### Entries supplied
════════════════
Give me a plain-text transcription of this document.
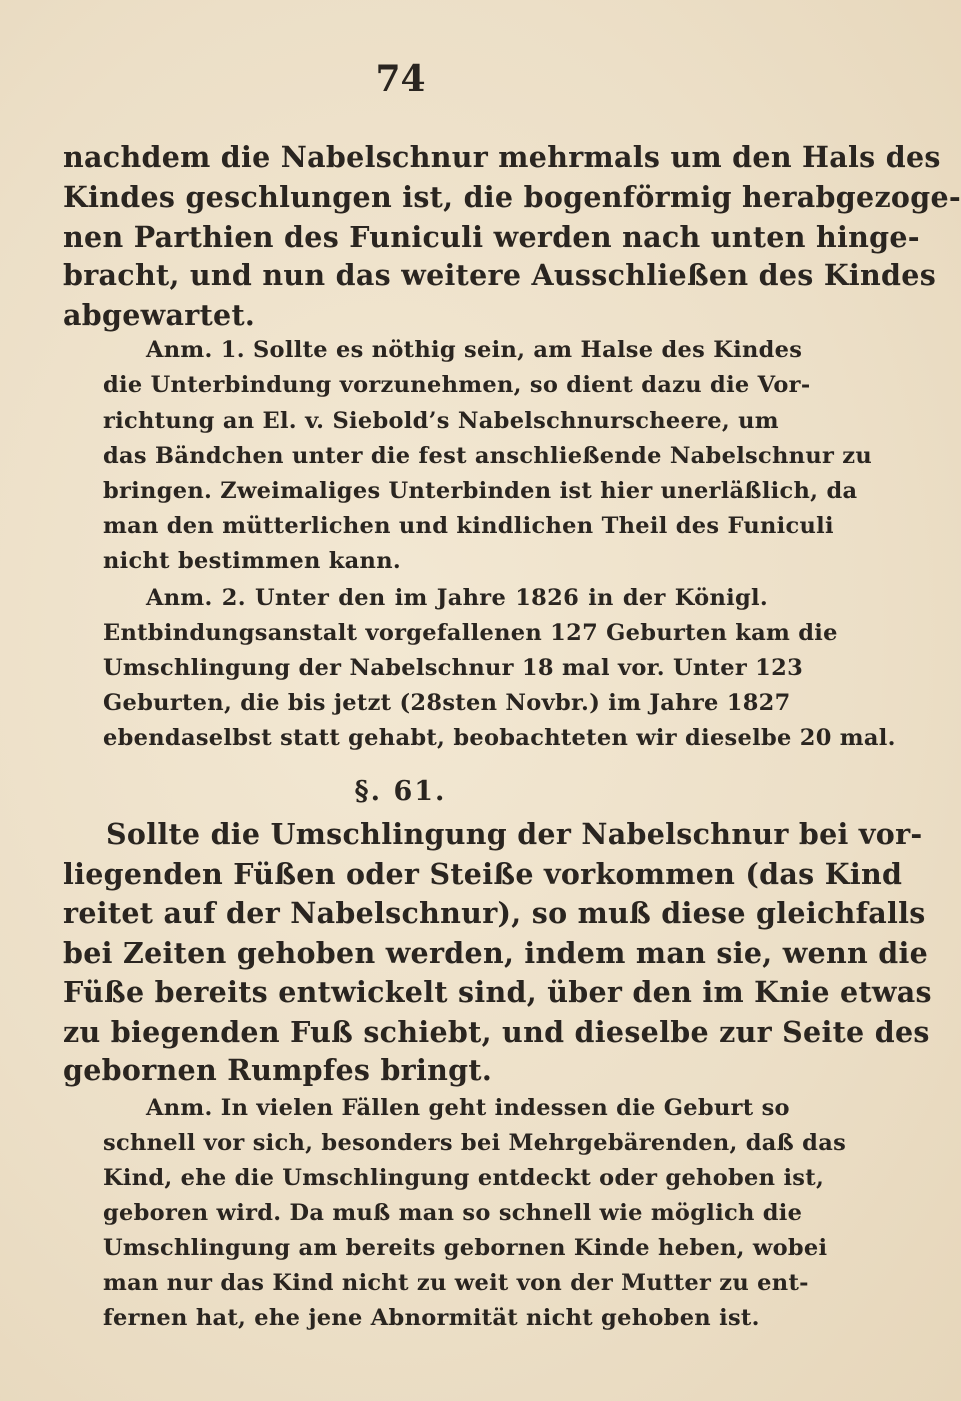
74
nachdem die Nabelschnur mehrmals um den Hals des
Kindes geschlungen ist, die bogenförmig herabgezoge-
nen Parthien des Funiculi werden nach unten hinge-
bracht, und nun das weitere Ausschließen des Kindes
abgewartet.
Anm. 1. Sollte es nöthig sein, am Halse des Kindes
die Unterbindung vorzunehmen, so dient dazu die Vor-
richtung an El. v. Siebold’s Nabelschnurscheere, um
das Bändchen unter die fest anschließende Nabelschnur zu
bringen. Zweimaliges Unterbinden ist hier unerläßlich, da
man den mütterlichen und kindlichen Theil des Funiculi
nicht bestimmen kann.
Anm. 2. Unter den im Jahre 1826 in der Königl.
Entbindungsanstalt vorgefallenen 127 Geburten kam die
Umschlingung der Nabelschnur 18 mal vor. Unter 123
Geburten, die bis jetzt (28sten Novbr.) im Jahre 1827
ebendaselbst statt gehabt, beobachteten wir dieselbe 20 mal.
§. 61.
Sollte die Umschlingung der Nabelschnur bei vor-
liegenden Füßen oder Steiße vorkommen (das Kind
reitet auf der Nabelschnur), so muß diese gleichfalls
bei Zeiten gehoben werden, indem man sie, wenn die
Füße bereits entwickelt sind, über den im Knie etwas
zu biegenden Fuß schiebt, und dieselbe zur Seite des
gebornen Rumpfes bringt.
Anm. In vielen Fällen geht indessen die Geburt so
schnell vor sich, besonders bei Mehrgebärenden, daß das
Kind, ehe die Umschlingung entdeckt oder gehoben ist,
geboren wird. Da muß man so schnell wie möglich die
Umschlingung am bereits gebornen Kinde heben, wobei
man nur das Kind nicht zu weit von der Mutter zu ent-
fernen hat, ehe jene Abnormität nicht gehoben ist.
════════════════
### What you will do
Of the lines in the material, how many hold the word "oder"? Reply with the number only.

### Full response
2